- _Exercise details_
Write every line of the material out exactly as shown.

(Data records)

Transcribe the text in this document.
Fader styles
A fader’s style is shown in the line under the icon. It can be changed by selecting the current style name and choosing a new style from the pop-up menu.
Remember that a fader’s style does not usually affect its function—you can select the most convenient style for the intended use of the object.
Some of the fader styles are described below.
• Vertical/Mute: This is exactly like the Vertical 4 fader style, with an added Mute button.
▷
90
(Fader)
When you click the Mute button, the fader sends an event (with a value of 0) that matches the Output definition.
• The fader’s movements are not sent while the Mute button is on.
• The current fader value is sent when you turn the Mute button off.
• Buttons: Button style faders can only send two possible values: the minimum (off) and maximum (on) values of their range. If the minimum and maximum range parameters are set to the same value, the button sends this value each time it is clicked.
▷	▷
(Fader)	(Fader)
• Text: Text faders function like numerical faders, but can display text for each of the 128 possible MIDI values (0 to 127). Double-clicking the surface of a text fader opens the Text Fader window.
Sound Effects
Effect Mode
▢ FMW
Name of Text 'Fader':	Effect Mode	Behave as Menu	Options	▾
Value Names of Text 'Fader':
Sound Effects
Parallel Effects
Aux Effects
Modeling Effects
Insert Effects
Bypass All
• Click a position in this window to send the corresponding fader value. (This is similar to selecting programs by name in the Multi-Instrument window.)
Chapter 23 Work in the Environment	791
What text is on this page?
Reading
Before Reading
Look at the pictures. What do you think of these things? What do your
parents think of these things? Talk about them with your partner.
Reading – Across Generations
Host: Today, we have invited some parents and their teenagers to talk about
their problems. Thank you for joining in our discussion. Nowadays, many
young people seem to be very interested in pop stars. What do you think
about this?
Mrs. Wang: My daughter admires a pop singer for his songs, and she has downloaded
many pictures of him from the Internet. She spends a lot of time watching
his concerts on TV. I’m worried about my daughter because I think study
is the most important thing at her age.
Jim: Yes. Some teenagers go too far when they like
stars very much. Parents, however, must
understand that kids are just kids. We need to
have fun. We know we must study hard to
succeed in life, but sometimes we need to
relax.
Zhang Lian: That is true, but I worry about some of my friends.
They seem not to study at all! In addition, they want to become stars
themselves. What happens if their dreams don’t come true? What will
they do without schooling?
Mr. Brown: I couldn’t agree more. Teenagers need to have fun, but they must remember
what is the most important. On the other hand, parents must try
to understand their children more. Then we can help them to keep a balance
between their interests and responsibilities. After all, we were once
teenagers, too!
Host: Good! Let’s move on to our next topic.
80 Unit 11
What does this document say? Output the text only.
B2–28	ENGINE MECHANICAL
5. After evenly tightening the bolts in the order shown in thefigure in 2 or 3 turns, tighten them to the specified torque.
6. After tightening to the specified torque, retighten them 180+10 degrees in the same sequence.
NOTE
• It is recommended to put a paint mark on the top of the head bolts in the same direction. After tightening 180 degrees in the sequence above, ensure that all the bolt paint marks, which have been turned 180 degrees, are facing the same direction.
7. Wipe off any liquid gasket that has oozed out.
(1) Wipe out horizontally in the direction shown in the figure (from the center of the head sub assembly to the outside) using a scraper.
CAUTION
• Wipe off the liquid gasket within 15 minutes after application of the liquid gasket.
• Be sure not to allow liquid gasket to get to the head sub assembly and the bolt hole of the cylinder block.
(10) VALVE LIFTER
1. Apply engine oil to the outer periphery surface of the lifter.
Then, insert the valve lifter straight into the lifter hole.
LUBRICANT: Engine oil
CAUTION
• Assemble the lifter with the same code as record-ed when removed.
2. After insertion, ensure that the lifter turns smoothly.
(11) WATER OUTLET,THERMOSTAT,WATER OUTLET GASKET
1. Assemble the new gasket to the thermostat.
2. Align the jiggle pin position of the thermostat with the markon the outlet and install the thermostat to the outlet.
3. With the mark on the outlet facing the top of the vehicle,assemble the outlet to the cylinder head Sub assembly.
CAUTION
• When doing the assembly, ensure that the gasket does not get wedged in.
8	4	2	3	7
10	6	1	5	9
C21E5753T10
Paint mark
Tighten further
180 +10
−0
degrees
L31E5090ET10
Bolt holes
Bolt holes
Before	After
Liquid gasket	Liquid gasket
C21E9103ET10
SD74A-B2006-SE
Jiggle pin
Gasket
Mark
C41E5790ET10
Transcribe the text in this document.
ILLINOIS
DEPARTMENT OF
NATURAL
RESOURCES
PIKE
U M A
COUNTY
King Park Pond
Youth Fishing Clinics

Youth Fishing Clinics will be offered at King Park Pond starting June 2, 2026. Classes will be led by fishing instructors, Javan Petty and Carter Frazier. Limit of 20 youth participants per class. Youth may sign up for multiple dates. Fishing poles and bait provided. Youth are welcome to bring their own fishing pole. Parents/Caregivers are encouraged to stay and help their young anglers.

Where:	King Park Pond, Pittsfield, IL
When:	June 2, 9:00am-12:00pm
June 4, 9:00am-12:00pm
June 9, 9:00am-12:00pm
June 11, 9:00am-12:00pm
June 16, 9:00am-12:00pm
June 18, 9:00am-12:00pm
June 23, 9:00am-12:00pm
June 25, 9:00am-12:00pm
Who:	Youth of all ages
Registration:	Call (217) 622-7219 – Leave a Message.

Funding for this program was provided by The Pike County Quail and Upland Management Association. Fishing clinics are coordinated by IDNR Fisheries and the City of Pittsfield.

- _Task response_
Transcribe the text in this document.
Fader styles
A fader’s style is shown in the line under the icon. It can be changed by selecting the current style name and choosing a new style from the pop-up menu.
Remember that a fader’s style does not usually affect its function—you can select the most convenient style for the intended use of the object.
Some of the fader styles are described below.
• Vertical/Mute: This is exactly like the Vertical 4 fader style, with an added Mute button.
▷
90
(Fader)
When you click the Mute button, the fader sends an event (with a value of 0) that matches the Output definition.
• The fader’s movements are not sent while the Mute button is on.
• The current fader value is sent when you turn the Mute button off.
• Buttons: Button style faders can only send two possible values: the minimum (off) and maximum (on) values of their range. If the minimum and maximum range parameters are set to the same value, the button sends this value each time it is clicked.
▷	▷
(Fader)	(Fader)
• Text: Text faders function like numerical faders, but can display text for each of the 128 possible MIDI values (0 to 127). Double-clicking the surface of a text fader opens the Text Fader window.
Sound Effects
Effect Mode
▢ FMW
Name of Text 'Fader':	Effect Mode	Behave as Menu	Options	▾
Value Names of Text 'Fader':
Sound Effects
Parallel Effects
Aux Effects
Modeling Effects
Insert Effects
Bypass All
• Click a position in this window to send the corresponding fader value. (This is similar to selecting programs by name in the Multi-Instrument window.)
Chapter 23 Work in the Environment	791
What text is on this page?
Reading
Before Reading
Look at the pictures. What do you think of these things? What do your
parents think of these things? Talk about them with your partner.
Reading – Across Generations
Host: Today, we have invited some parents and their teenagers to talk about
their problems. Thank you for joining in our discussion. Nowadays, many
young people seem to be very interested in pop stars. What do you think
about this?
Mrs. Wang: My daughter admires a pop singer for his songs, and she has downloaded
many pictures of him from the Internet. She spends a lot of time watching
his concerts on TV. I’m worried about my daughter because I think study
is the most important thing at her age.
Jim: Yes. Some teenagers go too far when they like
stars very much. Parents, however, must
understand that kids are just kids. We need to
have fun. We know we must study hard to
succeed in life, but sometimes we need to
relax.
Zhang Lian: That is true, but I worry about some of my friends.
They seem not to study at all! In addition, they want to become stars
themselves. What happens if their dreams don’t come true? What will
they do without schooling?
Mr. Brown: I couldn’t agree more. Teenagers need to have fun, but they must remember
what is the most important. On the other hand, parents must try
to understand their children more. Then we can help them to keep a balance
between their interests and responsibilities. After all, we were once
teenagers, too!
Host: Good! Let’s move on to our next topic.
80 Unit 11
What does this document say? Output the text only.
B2–28	ENGINE MECHANICAL
5. After evenly tightening the bolts in the order shown in thefigure in 2 or 3 turns, tighten them to the specified torque.
6. After tightening to the specified torque, retighten them 180+10 degrees in the same sequence.
NOTE
• It is recommended to put a paint mark on the top of the head bolts in the same direction. After tightening 180 degrees in the sequence above, ensure that all the bolt paint marks, which have been turned 180 degrees, are facing the same direction.
7. Wipe off any liquid gasket that has oozed out.
(1) Wipe out horizontally in the direction shown in the figure (from the center of the head sub assembly to the outside) using a scraper.
CAUTION
• Wipe off the liquid gasket within 15 minutes after application of the liquid gasket.
• Be sure not to allow liquid gasket to get to the head sub assembly and the bolt hole of the cylinder block.
(10) VALVE LIFTER
1. Apply engine oil to the outer periphery surface of the lifter.
Then, insert the valve lifter straight into the lifter hole.
LUBRICANT: Engine oil
CAUTION
• Assemble the lifter with the same code as record-ed when removed.
2. After insertion, ensure that the lifter turns smoothly.
(11) WATER OUTLET,THERMOSTAT,WATER OUTLET GASKET
1. Assemble the new gasket to the thermostat.
2. Align the jiggle pin position of the thermostat with the markon the outlet and install the thermostat to the outlet.
3. With the mark on the outlet facing the top of the vehicle,assemble the outlet to the cylinder head Sub assembly.
CAUTION
• When doing the assembly, ensure that the gasket does not get wedged in.
8	4	2	3	7
10	6	1	5	9
C21E5753T10
Paint mark
Tighten further
180 +10
−0
degrees
L31E5090ET10
Bolt holes
Bolt holes
Before	After
Liquid gasket	Liquid gasket
C21E9103ET10
SD74A-B2006-SE
Jiggle pin
Gasket
Mark
C41E5790ET10
Transcribe the text in this document.
ILLINOIS
DEPARTMENT OF
NATURAL
RESOURCES
PIKE
U M A
COUNTY
King Park Pond
Youth Fishing Clinics

Youth Fishing Clinics will be offered at King Park Pond starting June 2, 2026. Classes will be led by fishing instructors, Javan Petty and Carter Frazier. Limit of 20 youth participants per class. Youth may sign up for multiple dates. Fishing poles and bait provided. Youth are welcome to bring their own fishing pole. Parents/Caregivers are encouraged to stay and help their young anglers.

Where:	King Park Pond, Pittsfield, IL
When:	June 2, 9:00am-12:00pm
June 4, 9:00am-12:00pm
June 9, 9:00am-12:00pm
June 11, 9:00am-12:00pm
June 16, 9:00am-12:00pm
June 18, 9:00am-12:00pm
June 23, 9:00am-12:00pm
June 25, 9:00am-12:00pm
Who:	Youth of all ages
Registration:	Call (217) 622-7219 – Leave a Message.

Funding for this program was provided by The Pike County Quail and Upland Management Association. Fishing clinics are coordinated by IDNR Fisheries and the City of Pittsfield.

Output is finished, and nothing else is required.